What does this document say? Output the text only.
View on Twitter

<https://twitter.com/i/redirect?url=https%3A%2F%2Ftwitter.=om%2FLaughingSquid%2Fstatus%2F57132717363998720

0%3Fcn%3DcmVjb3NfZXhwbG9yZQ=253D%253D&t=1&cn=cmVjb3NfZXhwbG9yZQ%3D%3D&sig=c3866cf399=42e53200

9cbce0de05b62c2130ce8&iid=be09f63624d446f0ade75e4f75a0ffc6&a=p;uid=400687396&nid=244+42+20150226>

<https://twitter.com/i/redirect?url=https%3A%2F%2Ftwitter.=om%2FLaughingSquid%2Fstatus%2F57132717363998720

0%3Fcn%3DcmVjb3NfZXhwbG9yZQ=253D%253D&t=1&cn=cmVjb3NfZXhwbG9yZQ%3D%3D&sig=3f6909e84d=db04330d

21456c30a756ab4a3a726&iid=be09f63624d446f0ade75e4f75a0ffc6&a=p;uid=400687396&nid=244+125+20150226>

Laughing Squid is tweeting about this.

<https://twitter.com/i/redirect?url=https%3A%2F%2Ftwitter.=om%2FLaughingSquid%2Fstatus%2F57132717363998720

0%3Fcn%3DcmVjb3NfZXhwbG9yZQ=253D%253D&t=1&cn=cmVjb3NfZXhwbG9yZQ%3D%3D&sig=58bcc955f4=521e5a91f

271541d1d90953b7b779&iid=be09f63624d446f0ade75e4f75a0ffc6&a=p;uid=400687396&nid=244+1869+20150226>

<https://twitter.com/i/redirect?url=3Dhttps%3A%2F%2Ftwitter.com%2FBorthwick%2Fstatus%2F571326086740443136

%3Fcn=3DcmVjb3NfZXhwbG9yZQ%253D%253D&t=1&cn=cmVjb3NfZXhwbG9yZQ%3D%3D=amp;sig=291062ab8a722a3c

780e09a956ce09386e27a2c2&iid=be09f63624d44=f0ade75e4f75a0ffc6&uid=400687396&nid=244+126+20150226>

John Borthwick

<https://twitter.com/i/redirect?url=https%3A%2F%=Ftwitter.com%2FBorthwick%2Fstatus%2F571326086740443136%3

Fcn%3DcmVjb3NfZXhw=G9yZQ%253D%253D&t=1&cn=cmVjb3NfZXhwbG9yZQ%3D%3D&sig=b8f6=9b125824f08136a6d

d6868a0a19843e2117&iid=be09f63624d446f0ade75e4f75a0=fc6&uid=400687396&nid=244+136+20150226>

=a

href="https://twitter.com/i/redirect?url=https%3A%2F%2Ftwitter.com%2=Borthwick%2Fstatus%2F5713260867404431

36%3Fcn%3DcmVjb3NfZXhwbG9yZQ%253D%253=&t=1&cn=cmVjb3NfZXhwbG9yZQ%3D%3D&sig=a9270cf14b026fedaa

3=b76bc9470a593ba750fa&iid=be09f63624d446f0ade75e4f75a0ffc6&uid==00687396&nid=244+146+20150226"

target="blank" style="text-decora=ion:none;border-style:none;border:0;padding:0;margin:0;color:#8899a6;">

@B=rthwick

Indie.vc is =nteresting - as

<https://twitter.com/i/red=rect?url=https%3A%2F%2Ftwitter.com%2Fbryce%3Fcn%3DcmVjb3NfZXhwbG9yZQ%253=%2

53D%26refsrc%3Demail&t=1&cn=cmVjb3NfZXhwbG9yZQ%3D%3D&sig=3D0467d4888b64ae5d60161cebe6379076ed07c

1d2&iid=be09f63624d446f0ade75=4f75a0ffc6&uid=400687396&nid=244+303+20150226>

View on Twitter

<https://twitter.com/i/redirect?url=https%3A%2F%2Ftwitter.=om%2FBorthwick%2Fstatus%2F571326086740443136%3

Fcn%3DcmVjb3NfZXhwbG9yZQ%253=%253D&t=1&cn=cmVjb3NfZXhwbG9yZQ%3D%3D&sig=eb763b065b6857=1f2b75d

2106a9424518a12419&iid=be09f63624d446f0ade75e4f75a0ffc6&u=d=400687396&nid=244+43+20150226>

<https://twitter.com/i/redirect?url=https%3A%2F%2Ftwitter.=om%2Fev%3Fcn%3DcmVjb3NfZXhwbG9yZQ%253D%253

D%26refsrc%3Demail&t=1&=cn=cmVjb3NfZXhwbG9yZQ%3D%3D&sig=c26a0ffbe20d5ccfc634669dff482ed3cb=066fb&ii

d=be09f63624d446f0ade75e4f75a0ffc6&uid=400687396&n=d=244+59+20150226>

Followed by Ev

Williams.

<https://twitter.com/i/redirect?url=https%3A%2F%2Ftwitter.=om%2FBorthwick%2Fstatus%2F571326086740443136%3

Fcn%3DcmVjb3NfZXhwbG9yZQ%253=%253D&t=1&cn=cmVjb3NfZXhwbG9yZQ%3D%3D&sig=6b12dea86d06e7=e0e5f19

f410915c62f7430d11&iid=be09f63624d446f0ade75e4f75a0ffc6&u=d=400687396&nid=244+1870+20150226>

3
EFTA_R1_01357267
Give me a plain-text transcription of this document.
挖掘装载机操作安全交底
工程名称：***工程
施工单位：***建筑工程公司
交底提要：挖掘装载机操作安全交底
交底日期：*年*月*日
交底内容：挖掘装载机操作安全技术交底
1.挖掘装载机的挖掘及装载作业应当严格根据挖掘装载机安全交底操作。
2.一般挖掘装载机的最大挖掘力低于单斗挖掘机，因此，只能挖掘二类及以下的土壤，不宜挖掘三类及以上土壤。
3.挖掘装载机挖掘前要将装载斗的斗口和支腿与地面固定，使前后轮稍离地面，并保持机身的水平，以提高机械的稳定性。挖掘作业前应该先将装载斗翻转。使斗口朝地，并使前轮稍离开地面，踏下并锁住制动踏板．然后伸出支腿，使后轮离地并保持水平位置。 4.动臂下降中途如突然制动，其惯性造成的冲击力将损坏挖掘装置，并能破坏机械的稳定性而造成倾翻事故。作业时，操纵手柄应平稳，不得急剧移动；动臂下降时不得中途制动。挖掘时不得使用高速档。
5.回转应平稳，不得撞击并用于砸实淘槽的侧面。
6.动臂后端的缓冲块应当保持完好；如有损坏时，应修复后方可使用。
■ ■ ■ ■
All lines that include "document" are to be gathered and copied.

What does this document say? Output the text only.
Give me a plain-text transcription of this document.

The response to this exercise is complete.